WORK TO DO :: Below is a block of records. Copy every line in it that contains the word "kita".

========================================================================

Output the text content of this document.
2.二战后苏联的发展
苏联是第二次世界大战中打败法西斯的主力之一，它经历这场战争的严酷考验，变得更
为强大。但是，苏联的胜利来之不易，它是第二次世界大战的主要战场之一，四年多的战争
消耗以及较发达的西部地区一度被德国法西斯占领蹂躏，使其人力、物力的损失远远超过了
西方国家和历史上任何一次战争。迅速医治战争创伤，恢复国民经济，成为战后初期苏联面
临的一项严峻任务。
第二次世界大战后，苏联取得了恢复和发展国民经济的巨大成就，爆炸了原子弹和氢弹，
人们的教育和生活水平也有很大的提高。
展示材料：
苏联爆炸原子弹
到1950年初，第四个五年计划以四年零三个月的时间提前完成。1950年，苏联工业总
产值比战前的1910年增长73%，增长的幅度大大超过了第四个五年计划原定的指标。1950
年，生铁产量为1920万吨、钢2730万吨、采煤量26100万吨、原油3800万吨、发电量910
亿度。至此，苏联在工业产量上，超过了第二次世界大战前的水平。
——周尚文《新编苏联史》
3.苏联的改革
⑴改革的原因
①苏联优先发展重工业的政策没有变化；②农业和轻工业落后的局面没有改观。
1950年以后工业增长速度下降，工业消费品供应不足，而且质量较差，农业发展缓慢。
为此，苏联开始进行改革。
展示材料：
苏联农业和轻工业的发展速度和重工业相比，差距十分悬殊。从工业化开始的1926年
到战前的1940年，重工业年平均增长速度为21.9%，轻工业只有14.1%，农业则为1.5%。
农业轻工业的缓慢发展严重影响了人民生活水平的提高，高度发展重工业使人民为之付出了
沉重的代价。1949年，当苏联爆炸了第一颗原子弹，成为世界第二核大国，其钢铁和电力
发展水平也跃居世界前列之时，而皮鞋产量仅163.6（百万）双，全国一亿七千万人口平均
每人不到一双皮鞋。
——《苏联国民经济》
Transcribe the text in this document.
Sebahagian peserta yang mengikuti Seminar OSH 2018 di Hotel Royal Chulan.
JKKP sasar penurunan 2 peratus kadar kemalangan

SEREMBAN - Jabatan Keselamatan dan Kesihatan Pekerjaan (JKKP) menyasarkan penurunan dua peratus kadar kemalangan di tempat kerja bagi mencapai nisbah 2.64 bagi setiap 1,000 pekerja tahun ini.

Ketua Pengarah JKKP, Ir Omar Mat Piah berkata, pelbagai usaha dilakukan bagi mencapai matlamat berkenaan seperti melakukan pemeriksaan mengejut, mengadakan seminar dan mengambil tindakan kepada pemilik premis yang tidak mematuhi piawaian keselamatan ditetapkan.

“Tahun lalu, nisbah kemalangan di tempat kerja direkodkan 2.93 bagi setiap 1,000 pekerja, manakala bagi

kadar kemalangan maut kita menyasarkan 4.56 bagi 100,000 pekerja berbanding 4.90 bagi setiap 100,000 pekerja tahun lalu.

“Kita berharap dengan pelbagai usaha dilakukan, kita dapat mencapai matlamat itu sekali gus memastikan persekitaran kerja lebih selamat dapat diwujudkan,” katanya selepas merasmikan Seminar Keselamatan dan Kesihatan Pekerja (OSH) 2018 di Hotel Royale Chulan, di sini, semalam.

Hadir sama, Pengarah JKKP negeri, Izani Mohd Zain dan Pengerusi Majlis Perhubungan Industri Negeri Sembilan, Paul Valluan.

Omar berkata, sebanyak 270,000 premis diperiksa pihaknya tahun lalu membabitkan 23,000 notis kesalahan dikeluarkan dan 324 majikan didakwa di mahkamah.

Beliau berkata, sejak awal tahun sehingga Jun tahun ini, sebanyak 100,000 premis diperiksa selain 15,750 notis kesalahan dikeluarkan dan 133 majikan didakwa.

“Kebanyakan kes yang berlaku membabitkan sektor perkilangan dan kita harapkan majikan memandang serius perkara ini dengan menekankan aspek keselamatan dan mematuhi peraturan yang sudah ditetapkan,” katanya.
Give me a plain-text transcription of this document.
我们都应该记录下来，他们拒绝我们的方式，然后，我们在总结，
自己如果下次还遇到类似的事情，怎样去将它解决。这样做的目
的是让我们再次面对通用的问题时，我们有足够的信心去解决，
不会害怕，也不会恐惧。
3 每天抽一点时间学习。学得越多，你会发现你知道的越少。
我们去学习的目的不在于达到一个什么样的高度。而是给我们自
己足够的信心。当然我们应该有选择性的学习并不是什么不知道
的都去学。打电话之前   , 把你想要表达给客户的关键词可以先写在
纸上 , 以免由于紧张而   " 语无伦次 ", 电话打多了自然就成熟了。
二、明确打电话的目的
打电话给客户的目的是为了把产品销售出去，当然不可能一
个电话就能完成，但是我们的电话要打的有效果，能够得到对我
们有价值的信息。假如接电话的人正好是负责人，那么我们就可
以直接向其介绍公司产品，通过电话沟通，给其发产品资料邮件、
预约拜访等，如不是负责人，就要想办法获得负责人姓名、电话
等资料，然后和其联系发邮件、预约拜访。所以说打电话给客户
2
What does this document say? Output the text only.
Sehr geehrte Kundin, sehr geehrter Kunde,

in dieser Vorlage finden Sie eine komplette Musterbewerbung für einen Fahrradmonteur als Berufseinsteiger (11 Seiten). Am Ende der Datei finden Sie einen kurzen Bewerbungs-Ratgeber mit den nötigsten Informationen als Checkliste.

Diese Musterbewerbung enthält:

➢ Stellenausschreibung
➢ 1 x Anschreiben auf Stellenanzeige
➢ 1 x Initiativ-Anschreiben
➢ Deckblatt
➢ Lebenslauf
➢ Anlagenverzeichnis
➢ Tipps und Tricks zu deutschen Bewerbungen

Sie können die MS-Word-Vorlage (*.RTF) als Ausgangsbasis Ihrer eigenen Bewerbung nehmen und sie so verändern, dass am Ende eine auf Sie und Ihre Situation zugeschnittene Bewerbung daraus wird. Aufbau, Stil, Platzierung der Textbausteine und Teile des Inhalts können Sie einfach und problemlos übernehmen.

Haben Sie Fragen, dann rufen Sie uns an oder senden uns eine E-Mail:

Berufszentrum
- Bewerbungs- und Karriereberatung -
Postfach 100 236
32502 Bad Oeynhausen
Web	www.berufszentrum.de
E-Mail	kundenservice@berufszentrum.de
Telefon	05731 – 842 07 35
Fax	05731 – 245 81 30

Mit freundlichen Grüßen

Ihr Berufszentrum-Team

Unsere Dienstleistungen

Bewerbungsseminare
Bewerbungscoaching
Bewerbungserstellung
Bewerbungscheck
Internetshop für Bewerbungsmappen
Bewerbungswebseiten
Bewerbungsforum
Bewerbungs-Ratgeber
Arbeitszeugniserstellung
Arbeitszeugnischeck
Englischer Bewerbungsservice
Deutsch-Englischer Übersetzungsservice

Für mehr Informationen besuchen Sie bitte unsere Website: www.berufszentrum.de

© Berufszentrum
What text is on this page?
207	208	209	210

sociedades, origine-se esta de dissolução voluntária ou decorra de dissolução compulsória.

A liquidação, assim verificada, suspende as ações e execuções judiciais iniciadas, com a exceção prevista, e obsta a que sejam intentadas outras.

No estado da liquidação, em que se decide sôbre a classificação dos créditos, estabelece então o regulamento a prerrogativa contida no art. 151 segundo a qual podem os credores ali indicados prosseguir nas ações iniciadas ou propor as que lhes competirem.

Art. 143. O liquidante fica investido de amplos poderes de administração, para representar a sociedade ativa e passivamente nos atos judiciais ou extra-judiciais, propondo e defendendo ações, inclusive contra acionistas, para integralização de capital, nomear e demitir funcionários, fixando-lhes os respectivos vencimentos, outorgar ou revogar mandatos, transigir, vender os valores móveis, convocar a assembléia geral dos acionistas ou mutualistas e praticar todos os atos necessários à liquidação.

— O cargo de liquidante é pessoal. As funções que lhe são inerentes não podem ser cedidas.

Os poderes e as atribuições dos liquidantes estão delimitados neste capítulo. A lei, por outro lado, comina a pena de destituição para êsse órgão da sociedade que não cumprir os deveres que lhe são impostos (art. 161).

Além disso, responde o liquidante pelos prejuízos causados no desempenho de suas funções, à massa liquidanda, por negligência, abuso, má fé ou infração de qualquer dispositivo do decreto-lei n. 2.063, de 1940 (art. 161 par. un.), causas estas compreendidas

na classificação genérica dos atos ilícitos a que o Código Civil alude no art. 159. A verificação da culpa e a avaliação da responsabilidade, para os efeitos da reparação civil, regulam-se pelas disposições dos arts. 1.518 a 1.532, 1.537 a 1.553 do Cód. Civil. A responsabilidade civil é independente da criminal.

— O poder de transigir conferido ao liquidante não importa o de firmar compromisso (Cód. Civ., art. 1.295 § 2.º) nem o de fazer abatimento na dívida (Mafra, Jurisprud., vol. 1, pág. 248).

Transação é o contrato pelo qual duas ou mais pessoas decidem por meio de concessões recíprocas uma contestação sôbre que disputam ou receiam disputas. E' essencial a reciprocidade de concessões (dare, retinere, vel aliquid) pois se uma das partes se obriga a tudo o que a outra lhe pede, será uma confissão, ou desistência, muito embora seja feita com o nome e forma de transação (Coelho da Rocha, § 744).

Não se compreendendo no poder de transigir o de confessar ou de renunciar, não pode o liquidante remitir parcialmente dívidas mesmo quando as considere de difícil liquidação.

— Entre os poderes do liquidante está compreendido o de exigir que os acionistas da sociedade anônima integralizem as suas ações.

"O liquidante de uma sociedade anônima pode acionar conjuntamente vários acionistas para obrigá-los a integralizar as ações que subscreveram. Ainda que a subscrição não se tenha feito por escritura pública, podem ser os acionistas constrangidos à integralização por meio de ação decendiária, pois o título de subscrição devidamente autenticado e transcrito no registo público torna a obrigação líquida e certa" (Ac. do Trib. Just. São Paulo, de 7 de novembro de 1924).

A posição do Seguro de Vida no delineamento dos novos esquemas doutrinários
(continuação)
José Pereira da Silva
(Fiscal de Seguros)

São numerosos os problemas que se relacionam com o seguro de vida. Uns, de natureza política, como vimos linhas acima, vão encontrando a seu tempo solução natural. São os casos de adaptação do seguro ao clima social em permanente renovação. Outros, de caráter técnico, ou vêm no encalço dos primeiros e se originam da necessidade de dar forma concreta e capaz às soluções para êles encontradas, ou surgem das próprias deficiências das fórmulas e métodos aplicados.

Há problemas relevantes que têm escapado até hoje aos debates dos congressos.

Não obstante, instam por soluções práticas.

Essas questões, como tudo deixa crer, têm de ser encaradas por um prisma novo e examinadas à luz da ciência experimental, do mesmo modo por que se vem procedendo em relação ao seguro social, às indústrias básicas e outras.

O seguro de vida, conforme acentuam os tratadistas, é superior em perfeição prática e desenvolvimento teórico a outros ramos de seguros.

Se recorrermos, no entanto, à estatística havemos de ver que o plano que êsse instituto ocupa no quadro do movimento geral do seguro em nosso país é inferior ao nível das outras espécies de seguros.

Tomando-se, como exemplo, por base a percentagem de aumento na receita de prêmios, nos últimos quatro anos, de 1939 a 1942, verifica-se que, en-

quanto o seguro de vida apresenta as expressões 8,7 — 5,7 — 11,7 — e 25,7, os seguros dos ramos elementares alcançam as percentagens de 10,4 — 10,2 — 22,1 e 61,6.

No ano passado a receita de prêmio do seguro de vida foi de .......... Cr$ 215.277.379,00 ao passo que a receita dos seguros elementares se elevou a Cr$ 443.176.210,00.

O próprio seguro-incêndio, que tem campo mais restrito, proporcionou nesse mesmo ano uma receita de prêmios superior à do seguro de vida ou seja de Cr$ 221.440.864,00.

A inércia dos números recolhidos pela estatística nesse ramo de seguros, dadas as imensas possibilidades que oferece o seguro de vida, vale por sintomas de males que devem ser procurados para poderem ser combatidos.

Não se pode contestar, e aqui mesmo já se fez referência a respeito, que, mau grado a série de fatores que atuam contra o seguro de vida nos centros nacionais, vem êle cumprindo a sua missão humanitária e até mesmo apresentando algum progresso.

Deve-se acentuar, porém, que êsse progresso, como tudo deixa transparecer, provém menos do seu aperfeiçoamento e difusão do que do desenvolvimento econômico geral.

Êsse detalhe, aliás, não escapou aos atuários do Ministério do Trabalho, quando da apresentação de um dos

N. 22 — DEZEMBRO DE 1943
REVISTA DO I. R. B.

========================================================================

ANSWER FOR THIS EXERCISE ::
kadar kemalangan maut kita menyasarkan 4.56 bagi 100,000 pekerja berbanding 4.90 bagi setiap 100,000 pekerja tahun lalu.
“Kita berharap dengan pelbagai usaha dilakukan, kita dapat mencapai matlamat itu sekali gus memastikan persekitaran kerja lebih selamat dapat diwujudkan,” katanya selepas merasmikan Seminar Keselamatan dan Kesihatan Pekerja (OSH) 2018 di Hotel Royale Chulan, di sini, semalam.
“Kebanyakan kes yang berlaku membabitkan sektor perkilangan dan kita harapkan majikan memandang serius perkara ini dengan menekankan aspek keselamatan dan mematuhi peraturan yang sudah ditetapkan,” katanya.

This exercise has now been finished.